Look through the entries below and report how many lines hold the string "avait". Only the number is wanted.

▸ **Stored rows**:
+--

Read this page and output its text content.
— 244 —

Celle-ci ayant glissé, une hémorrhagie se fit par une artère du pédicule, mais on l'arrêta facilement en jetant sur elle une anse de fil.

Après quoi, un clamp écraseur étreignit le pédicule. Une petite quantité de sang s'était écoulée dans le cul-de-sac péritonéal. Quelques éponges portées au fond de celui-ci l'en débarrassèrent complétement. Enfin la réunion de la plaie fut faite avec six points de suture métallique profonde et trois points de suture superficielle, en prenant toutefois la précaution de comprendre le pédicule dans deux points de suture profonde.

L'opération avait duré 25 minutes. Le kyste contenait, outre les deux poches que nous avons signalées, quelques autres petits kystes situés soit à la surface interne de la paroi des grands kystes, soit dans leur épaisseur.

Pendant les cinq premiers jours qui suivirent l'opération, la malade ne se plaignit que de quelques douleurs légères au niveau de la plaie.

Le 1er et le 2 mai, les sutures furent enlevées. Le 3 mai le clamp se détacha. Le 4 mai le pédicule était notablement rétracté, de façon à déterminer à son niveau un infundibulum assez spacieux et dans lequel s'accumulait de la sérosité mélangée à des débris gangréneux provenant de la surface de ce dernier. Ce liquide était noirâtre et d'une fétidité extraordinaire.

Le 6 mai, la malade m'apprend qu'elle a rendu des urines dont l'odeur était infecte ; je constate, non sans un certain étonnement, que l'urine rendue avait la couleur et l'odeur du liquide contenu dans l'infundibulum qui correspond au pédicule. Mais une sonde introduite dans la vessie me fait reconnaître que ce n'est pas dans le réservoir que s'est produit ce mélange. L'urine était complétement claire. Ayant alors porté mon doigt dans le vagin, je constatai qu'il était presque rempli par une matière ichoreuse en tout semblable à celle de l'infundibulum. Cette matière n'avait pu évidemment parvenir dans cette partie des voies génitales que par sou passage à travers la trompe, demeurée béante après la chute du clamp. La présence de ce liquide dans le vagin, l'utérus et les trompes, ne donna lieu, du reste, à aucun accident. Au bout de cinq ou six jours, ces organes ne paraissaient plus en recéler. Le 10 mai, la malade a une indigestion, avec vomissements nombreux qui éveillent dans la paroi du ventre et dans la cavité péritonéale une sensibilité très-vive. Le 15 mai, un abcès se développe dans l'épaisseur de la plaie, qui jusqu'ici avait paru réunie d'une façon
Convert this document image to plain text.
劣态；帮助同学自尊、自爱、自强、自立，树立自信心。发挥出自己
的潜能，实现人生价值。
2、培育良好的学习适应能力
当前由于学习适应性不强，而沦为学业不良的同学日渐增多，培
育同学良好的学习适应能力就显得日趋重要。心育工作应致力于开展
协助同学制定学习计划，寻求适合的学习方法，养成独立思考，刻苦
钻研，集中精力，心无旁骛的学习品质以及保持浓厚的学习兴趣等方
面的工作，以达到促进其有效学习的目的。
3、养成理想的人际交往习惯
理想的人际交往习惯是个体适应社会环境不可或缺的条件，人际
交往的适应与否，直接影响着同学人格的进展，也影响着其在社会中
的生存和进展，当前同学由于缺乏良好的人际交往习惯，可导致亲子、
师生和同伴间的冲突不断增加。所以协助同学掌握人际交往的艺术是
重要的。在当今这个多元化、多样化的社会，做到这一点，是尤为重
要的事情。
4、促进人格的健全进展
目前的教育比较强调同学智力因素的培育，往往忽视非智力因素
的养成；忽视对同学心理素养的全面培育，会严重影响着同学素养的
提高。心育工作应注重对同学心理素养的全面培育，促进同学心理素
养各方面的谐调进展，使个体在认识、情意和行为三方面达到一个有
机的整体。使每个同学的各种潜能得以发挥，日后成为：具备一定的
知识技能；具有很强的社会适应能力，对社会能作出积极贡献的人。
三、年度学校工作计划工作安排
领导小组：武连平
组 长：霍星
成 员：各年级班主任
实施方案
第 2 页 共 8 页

+--

▸ **Response below**: 2